— Your goal —
Each line of the data that includes the string "DREHKIP" is to be copied out.
********
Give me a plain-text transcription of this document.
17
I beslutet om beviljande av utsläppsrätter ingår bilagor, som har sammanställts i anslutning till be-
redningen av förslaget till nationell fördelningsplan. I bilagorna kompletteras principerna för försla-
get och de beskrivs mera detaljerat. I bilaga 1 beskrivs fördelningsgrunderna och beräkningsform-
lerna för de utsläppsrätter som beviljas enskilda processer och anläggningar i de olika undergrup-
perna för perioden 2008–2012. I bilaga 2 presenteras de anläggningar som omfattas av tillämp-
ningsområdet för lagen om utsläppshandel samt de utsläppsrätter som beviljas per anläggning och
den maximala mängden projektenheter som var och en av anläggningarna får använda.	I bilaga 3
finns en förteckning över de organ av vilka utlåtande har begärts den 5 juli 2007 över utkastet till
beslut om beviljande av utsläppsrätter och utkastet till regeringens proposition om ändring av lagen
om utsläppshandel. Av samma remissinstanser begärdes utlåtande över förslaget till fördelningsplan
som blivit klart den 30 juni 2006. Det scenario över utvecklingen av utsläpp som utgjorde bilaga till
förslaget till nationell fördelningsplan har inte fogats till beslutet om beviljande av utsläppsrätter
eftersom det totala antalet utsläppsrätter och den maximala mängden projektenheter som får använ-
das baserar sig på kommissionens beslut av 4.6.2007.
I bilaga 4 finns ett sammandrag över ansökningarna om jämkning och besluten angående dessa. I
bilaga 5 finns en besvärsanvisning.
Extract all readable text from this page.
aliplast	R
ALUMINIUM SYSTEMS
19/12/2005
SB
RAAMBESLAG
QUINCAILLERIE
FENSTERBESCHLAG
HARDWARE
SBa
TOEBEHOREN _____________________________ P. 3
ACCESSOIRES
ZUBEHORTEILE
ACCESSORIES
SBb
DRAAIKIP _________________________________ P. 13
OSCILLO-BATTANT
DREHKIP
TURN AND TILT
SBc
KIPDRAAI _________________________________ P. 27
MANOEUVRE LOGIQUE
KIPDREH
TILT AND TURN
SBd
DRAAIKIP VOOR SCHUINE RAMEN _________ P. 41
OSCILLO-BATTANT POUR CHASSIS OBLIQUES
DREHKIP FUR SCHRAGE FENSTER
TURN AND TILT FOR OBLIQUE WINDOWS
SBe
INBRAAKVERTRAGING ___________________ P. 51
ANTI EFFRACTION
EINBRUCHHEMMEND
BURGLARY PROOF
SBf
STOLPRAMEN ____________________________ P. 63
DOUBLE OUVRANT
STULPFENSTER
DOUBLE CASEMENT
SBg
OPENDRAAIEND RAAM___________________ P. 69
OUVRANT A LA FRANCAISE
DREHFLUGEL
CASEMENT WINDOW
********
— Full answer —
DREHKIP
DREHKIP FUR SCHRAGE FENSTER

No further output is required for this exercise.